* **Exercise**
Give back every one of the items below verbatim, with each line unchanged.

* **Dataset content**
--- --- ---
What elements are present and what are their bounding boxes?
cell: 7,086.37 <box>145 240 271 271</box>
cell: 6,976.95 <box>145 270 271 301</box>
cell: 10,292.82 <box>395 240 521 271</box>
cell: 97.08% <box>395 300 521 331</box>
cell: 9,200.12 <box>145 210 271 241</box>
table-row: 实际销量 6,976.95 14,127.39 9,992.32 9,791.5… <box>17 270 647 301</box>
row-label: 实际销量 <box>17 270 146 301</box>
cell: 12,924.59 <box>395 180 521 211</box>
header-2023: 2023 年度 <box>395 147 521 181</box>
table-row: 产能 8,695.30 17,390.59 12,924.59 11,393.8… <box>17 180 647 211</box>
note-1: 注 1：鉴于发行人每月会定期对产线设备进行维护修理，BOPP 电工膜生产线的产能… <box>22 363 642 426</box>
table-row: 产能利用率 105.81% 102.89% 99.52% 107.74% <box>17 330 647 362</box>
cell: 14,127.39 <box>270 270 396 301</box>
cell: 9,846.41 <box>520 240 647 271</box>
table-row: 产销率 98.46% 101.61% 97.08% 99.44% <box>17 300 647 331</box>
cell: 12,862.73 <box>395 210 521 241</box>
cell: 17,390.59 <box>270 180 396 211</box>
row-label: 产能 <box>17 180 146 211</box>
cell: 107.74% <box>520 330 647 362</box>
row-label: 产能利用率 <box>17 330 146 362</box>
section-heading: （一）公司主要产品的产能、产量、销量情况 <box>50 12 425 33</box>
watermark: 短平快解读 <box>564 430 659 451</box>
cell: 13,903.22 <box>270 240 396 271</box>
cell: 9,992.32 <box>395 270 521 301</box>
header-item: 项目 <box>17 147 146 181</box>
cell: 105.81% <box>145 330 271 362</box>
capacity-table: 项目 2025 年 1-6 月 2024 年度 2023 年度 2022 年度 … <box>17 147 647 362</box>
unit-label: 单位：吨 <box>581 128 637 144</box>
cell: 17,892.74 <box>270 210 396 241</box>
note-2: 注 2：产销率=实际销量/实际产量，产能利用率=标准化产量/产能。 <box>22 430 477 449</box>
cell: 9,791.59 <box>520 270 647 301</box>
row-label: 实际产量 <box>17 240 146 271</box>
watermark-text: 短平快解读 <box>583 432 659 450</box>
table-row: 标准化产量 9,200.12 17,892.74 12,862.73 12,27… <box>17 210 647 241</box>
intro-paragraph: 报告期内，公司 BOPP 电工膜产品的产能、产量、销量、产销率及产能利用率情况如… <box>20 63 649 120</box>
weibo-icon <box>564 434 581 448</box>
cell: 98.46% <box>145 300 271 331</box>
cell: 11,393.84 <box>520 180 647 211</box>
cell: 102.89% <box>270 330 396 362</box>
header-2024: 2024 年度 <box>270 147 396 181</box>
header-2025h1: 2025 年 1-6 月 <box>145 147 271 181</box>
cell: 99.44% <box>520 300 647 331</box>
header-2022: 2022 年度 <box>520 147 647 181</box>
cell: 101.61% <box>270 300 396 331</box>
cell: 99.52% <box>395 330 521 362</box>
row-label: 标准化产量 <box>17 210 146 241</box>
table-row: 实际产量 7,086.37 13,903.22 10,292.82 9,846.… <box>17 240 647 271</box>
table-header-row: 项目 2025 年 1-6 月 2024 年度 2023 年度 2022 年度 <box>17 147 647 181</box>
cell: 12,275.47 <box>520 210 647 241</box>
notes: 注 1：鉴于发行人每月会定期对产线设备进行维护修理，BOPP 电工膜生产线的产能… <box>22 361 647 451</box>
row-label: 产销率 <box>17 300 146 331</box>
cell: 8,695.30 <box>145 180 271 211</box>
--- --- ---
* **Solution to this task**
What elements are present and what are their bounding boxes?
cell: 7,086.37 <box>145 240 271 271</box>
cell: 6,976.95 <box>145 270 271 301</box>
cell: 10,292.82 <box>395 240 521 271</box>
cell: 97.08% <box>395 300 521 331</box>
cell: 9,200.12 <box>145 210 271 241</box>
table-row: 实际销量 6,976.95 14,127.39 9,992.32 9,791.5… <box>17 270 647 301</box>
row-label: 实际销量 <box>17 270 146 301</box>
cell: 12,924.59 <box>395 180 521 211</box>
header-2023: 2023 年度 <box>395 147 521 181</box>
table-row: 产能 8,695.30 17,390.59 12,924.59 11,393.8… <box>17 180 647 211</box>
note-1: 注 1：鉴于发行人每月会定期对产线设备进行维护修理，BOPP 电工膜生产线的产能… <box>22 363 642 426</box>
table-row: 产能利用率 105.81% 102.89% 99.52% 107.74% <box>17 330 647 362</box>
cell: 14,127.39 <box>270 270 396 301</box>
cell: 9,846.41 <box>520 240 647 271</box>
table-row: 产销率 98.46% 101.61% 97.08% 99.44% <box>17 300 647 331</box>
cell: 12,862.73 <box>395 210 521 241</box>
cell: 17,390.59 <box>270 180 396 211</box>
row-label: 产能 <box>17 180 146 211</box>
cell: 107.74% <box>520 330 647 362</box>
row-label: 产能利用率 <box>17 330 146 362</box>
section-heading: （一）公司主要产品的产能、产量、销量情况 <box>50 12 425 33</box>
watermark: 短平快解读 <box>564 430 659 451</box>
cell: 13,903.22 <box>270 240 396 271</box>
cell: 9,992.32 <box>395 270 521 301</box>
header-item: 项目 <box>17 147 146 181</box>
cell: 105.81% <box>145 330 271 362</box>
capacity-table: 项目 2025 年 1-6 月 2024 年度 2023 年度 2022 年度 … <box>17 147 647 362</box>
unit-label: 单位：吨 <box>581 128 637 144</box>
cell: 17,892.74 <box>270 210 396 241</box>
note-2: 注 2：产销率=实际销量/实际产量，产能利用率=标准化产量/产能。 <box>22 430 477 449</box>
cell: 9,791.59 <box>520 270 647 301</box>
row-label: 实际产量 <box>17 240 146 271</box>
watermark-text: 短平快解读 <box>583 432 659 450</box>
table-row: 标准化产量 9,200.12 17,892.74 12,862.73 12,27… <box>17 210 647 241</box>
intro-paragraph: 报告期内，公司 BOPP 电工膜产品的产能、产量、销量、产销率及产能利用率情况如… <box>20 63 649 120</box>
weibo-icon <box>564 434 581 448</box>
cell: 98.46% <box>145 300 271 331</box>
cell: 11,393.84 <box>520 180 647 211</box>
cell: 102.89% <box>270 330 396 362</box>
header-2024: 2024 年度 <box>270 147 396 181</box>
header-2025h1: 2025 年 1-6 月 <box>145 147 271 181</box>
cell: 99.44% <box>520 300 647 331</box>
header-2022: 2022 年度 <box>520 147 647 181</box>
cell: 101.61% <box>270 300 396 331</box>
cell: 99.52% <box>395 330 521 362</box>
row-label: 标准化产量 <box>17 210 146 241</box>
table-row: 实际产量 7,086.37 13,903.22 10,292.82 9,846.… <box>17 240 647 271</box>
table-header-row: 项目 2025 年 1-6 月 2024 年度 2023 年度 2022 年度 <box>17 147 647 181</box>
cell: 12,275.47 <box>520 210 647 241</box>
notes: 注 1：鉴于发行人每月会定期对产线设备进行维护修理，BOPP 电工膜生产线的产能… <box>22 361 647 451</box>
row-label: 产销率 <box>17 300 146 331</box>
cell: 8,695.30 <box>145 180 271 211</box>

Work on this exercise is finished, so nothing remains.